+++ SUPPLIED MATERIAL +++

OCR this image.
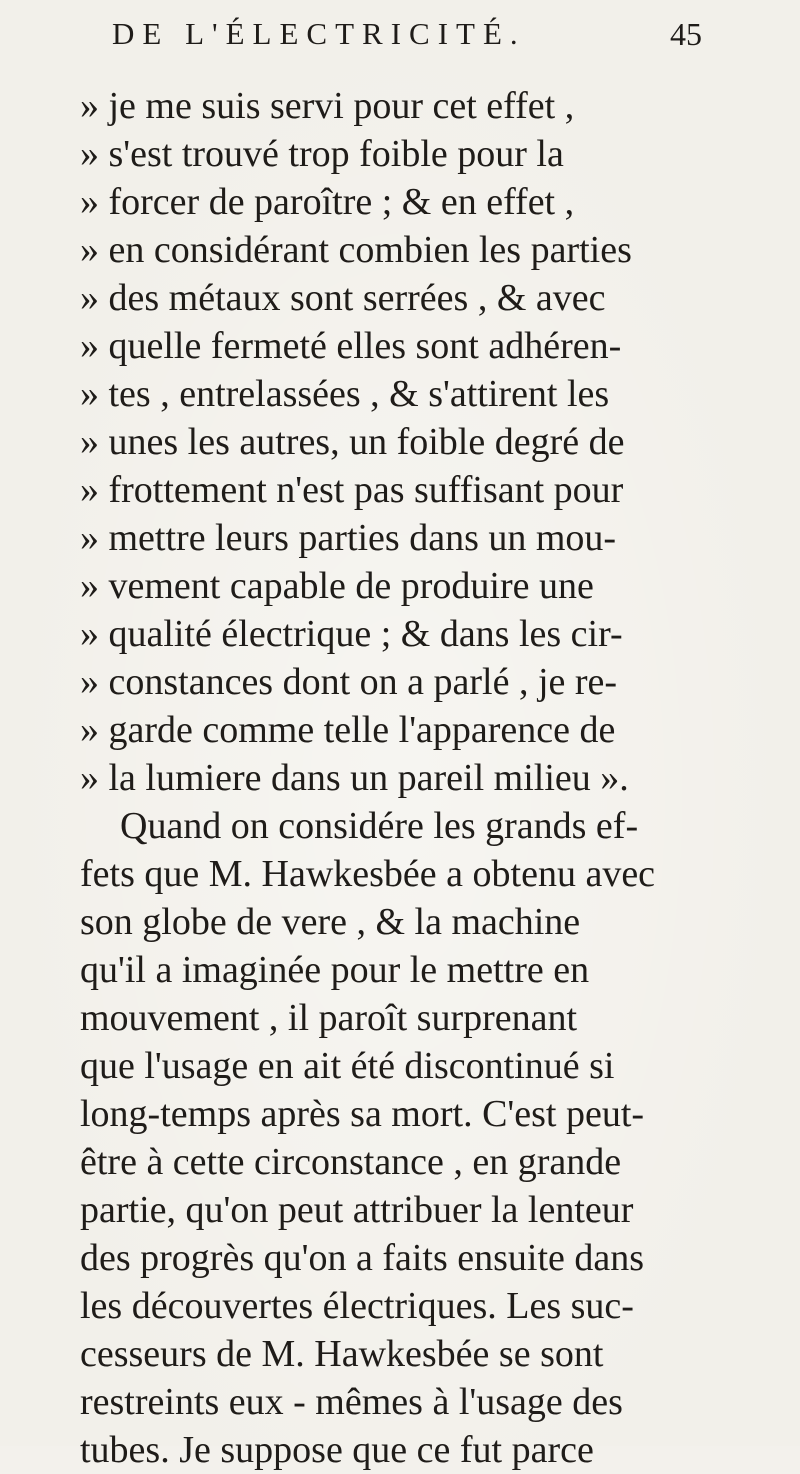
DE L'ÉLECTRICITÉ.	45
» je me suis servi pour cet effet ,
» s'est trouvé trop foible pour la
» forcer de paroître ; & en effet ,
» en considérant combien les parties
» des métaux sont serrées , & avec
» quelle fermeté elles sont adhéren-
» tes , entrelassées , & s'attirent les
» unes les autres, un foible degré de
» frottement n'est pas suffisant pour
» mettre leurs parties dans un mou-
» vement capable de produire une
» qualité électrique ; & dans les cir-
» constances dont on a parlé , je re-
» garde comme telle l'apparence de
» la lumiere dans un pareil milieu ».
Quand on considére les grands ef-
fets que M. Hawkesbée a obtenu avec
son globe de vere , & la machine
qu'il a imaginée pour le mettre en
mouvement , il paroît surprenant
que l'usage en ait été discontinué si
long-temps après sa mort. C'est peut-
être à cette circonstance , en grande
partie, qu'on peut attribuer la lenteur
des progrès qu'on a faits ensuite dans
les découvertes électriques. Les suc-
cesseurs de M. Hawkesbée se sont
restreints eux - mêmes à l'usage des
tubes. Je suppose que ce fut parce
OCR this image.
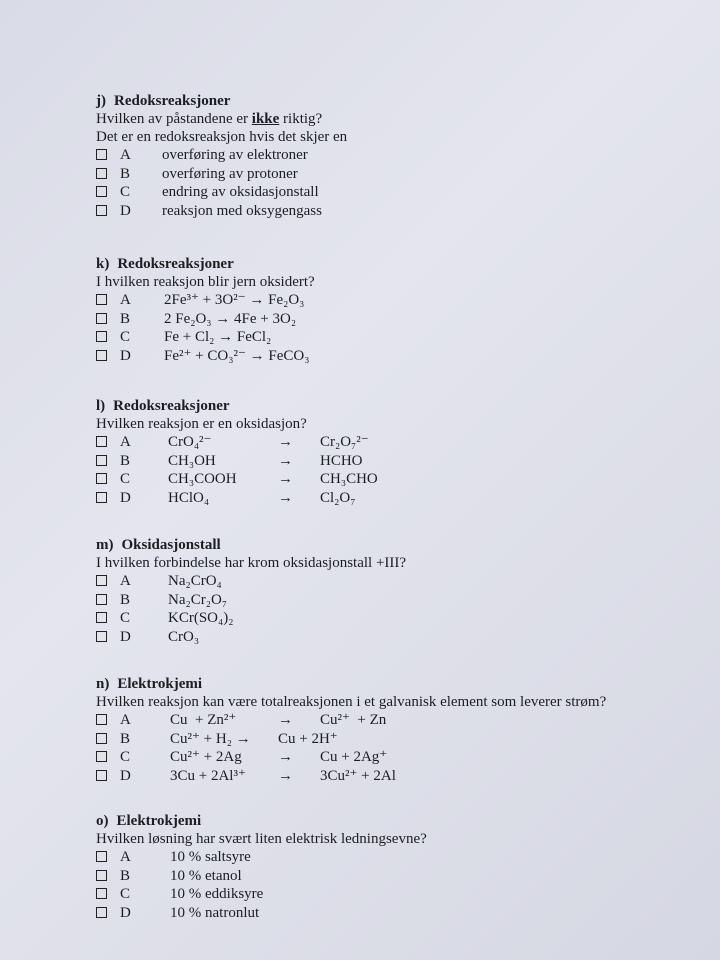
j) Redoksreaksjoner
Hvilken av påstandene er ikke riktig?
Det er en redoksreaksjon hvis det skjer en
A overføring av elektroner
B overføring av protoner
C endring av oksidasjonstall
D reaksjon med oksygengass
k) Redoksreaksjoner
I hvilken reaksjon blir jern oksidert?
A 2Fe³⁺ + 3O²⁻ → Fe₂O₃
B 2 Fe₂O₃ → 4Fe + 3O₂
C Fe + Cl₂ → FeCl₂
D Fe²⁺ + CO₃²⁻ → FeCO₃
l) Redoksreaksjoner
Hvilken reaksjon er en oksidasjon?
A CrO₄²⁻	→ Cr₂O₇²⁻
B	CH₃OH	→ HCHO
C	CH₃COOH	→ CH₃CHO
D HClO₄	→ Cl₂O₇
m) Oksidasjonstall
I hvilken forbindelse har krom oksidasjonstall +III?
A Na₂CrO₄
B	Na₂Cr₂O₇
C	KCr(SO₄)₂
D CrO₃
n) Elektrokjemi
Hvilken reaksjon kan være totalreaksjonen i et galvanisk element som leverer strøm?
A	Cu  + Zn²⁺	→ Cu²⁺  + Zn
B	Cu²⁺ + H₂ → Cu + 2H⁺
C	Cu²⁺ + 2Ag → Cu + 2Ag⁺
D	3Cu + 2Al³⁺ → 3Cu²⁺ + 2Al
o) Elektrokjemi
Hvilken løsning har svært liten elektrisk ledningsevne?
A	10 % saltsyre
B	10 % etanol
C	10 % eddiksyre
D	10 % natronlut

+++

JOB » Go through the listing above and write it out again exactly, dropping the pictures.

RESPONSE »
OCR this image.
DE L'ÉLECTRICITÉ.	45
» je me suis servi pour cet effet ,
» s'est trouvé trop foible pour la
» forcer de paroître ; & en effet ,
» en considérant combien les parties
» des métaux sont serrées , & avec
» quelle fermeté elles sont adhéren-
» tes , entrelassées , & s'attirent les
» unes les autres, un foible degré de
» frottement n'est pas suffisant pour
» mettre leurs parties dans un mou-
» vement capable de produire une
» qualité électrique ; & dans les cir-
» constances dont on a parlé , je re-
» garde comme telle l'apparence de
» la lumiere dans un pareil milieu ».
Quand on considére les grands ef-
fets que M. Hawkesbée a obtenu avec
son globe de vere , & la machine
qu'il a imaginée pour le mettre en
mouvement , il paroît surprenant
que l'usage en ait été discontinué si
long-temps après sa mort. C'est peut-
être à cette circonstance , en grande
partie, qu'on peut attribuer la lenteur
des progrès qu'on a faits ensuite dans
les découvertes électriques. Les suc-
cesseurs de M. Hawkesbée se sont
restreints eux - mêmes à l'usage des
tubes. Je suppose que ce fut parce
OCR this image.
j) Redoksreaksjoner
Hvilken av påstandene er ikke riktig?
Det er en redoksreaksjon hvis det skjer en
A overføring av elektroner
B overføring av protoner
C endring av oksidasjonstall
D reaksjon med oksygengass
k) Redoksreaksjoner
I hvilken reaksjon blir jern oksidert?
A 2Fe³⁺ + 3O²⁻ → Fe₂O₃
B 2 Fe₂O₃ → 4Fe + 3O₂
C Fe + Cl₂ → FeCl₂
D Fe²⁺ + CO₃²⁻ → FeCO₃
l) Redoksreaksjoner
Hvilken reaksjon er en oksidasjon?
A CrO₄²⁻	→ Cr₂O₇²⁻
B	CH₃OH	→ HCHO
C	CH₃COOH	→ CH₃CHO
D HClO₄	→ Cl₂O₇
m) Oksidasjonstall
I hvilken forbindelse har krom oksidasjonstall +III?
A Na₂CrO₄
B	Na₂Cr₂O₇
C	KCr(SO₄)₂
D CrO₃
n) Elektrokjemi
Hvilken reaksjon kan være totalreaksjonen i et galvanisk element som leverer strøm?
A	Cu  + Zn²⁺	→ Cu²⁺  + Zn
B	Cu²⁺ + H₂ → Cu + 2H⁺
C	Cu²⁺ + 2Ag → Cu + 2Ag⁺
D	3Cu + 2Al³⁺ → 3Cu²⁺ + 2Al
o) Elektrokjemi
Hvilken løsning har svært liten elektrisk ledningsevne?
A	10 % saltsyre
B	10 % etanol
C	10 % eddiksyre
D	10 % natronlut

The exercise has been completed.